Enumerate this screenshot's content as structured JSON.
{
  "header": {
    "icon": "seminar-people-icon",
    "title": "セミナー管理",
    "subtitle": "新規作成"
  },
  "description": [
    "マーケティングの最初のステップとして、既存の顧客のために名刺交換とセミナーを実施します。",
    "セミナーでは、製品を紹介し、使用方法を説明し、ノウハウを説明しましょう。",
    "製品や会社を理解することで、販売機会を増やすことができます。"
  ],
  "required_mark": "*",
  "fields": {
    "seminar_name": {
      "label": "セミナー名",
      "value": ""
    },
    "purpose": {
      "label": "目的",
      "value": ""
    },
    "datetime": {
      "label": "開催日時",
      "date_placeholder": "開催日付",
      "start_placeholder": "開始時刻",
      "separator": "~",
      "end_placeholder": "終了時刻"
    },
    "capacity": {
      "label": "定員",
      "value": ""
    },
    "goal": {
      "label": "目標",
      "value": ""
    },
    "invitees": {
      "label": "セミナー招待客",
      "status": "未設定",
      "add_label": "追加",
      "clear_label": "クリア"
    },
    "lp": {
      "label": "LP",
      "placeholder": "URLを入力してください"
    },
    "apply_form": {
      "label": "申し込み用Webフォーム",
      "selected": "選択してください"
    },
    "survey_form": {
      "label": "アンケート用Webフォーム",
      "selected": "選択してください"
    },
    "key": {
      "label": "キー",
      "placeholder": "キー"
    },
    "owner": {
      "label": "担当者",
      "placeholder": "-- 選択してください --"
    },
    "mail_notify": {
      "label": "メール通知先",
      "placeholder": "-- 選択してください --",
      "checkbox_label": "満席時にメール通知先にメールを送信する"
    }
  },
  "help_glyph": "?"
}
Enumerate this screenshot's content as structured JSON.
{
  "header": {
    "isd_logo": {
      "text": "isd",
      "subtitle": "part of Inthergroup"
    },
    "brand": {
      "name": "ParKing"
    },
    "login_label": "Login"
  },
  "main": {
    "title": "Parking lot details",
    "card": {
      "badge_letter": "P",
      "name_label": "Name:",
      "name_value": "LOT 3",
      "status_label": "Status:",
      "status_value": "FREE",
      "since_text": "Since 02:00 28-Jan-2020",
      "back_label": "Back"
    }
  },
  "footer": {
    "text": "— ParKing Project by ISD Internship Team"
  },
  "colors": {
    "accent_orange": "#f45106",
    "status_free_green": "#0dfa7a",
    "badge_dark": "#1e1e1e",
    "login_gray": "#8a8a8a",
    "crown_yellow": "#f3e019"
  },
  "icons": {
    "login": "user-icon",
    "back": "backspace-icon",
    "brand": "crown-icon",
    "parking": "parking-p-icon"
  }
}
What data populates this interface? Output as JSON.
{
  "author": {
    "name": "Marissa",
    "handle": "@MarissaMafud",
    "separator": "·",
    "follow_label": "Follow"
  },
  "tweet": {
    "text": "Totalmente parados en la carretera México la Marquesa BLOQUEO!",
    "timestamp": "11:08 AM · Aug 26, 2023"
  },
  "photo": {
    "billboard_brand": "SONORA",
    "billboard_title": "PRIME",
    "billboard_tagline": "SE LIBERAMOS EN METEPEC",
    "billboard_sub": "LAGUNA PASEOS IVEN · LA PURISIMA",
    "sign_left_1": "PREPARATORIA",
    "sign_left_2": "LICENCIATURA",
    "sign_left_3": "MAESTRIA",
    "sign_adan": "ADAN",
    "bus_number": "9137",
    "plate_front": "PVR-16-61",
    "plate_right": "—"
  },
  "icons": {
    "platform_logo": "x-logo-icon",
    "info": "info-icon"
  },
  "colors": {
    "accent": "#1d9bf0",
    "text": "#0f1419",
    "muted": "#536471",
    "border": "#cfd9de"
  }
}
* * * * * * * * *
WRITTEN TASK:
Quote each line of the data above exactly as written.

SOLUTION FOR THIS PROBLEM:
Enumerate this screenshot's content as structured JSON.
{
  "header": {
    "icon": "seminar-people-icon",
    "title": "セミナー管理",
    "subtitle": "新規作成"
  },
  "description": [
    "マーケティングの最初のステップとして、既存の顧客のために名刺交換とセミナーを実施します。",
    "セミナーでは、製品を紹介し、使用方法を説明し、ノウハウを説明しましょう。",
    "製品や会社を理解することで、販売機会を増やすことができます。"
  ],
  "required_mark": "*",
  "fields": {
    "seminar_name": {
      "label": "セミナー名",
      "value": ""
    },
    "purpose": {
      "label": "目的",
      "value": ""
    },
    "datetime": {
      "label": "開催日時",
      "date_placeholder": "開催日付",
      "start_placeholder": "開始時刻",
      "separator": "~",
      "end_placeholder": "終了時刻"
    },
    "capacity": {
      "label": "定員",
      "value": ""
    },
    "goal": {
      "label": "目標",
      "value": ""
    },
    "invitees": {
      "label": "セミナー招待客",
      "status": "未設定",
      "add_label": "追加",
      "clear_label": "クリア"
    },
    "lp": {
      "label": "LP",
      "placeholder": "URLを入力してください"
    },
    "apply_form": {
      "label": "申し込み用Webフォーム",
      "selected": "選択してください"
    },
    "survey_form": {
      "label": "アンケート用Webフォーム",
      "selected": "選択してください"
    },
    "key": {
      "label": "キー",
      "placeholder": "キー"
    },
    "owner": {
      "label": "担当者",
      "placeholder": "-- 選択してください --"
    },
    "mail_notify": {
      "label": "メール通知先",
      "placeholder": "-- 選択してください --",
      "checkbox_label": "満席時にメール通知先にメールを送信する"
    }
  },
  "help_glyph": "?"
}
Enumerate this screenshot's content as structured JSON.
{
  "header": {
    "isd_logo": {
      "text": "isd",
      "subtitle": "part of Inthergroup"
    },
    "brand": {
      "name": "ParKing"
    },
    "login_label": "Login"
  },
  "main": {
    "title": "Parking lot details",
    "card": {
      "badge_letter": "P",
      "name_label": "Name:",
      "name_value": "LOT 3",
      "status_label": "Status:",
      "status_value": "FREE",
      "since_text": "Since 02:00 28-Jan-2020",
      "back_label": "Back"
    }
  },
  "footer": {
    "text": "— ParKing Project by ISD Internship Team"
  },
  "colors": {
    "accent_orange": "#f45106",
    "status_free_green": "#0dfa7a",
    "badge_dark": "#1e1e1e",
    "login_gray": "#8a8a8a",
    "crown_yellow": "#f3e019"
  },
  "icons": {
    "login": "user-icon",
    "back": "backspace-icon",
    "brand": "crown-icon",
    "parking": "parking-p-icon"
  }
}
What data populates this interface? Output as JSON.
{
  "author": {
    "name": "Marissa",
    "handle": "@MarissaMafud",
    "separator": "·",
    "follow_label": "Follow"
  },
  "tweet": {
    "text": "Totalmente parados en la carretera México la Marquesa BLOQUEO!",
    "timestamp": "11:08 AM · Aug 26, 2023"
  },
  "photo": {
    "billboard_brand": "SONORA",
    "billboard_title": "PRIME",
    "billboard_tagline": "SE LIBERAMOS EN METEPEC",
    "billboard_sub": "LAGUNA PASEOS IVEN · LA PURISIMA",
    "sign_left_1": "PREPARATORIA",
    "sign_left_2": "LICENCIATURA",
    "sign_left_3": "MAESTRIA",
    "sign_adan": "ADAN",
    "bus_number": "9137",
    "plate_front": "PVR-16-61",
    "plate_right": "—"
  },
  "icons": {
    "platform_logo": "x-logo-icon",
    "info": "info-icon"
  },
  "colors": {
    "accent": "#1d9bf0",
    "text": "#0f1419",
    "muted": "#536471",
    "border": "#cfd9de"
  }
}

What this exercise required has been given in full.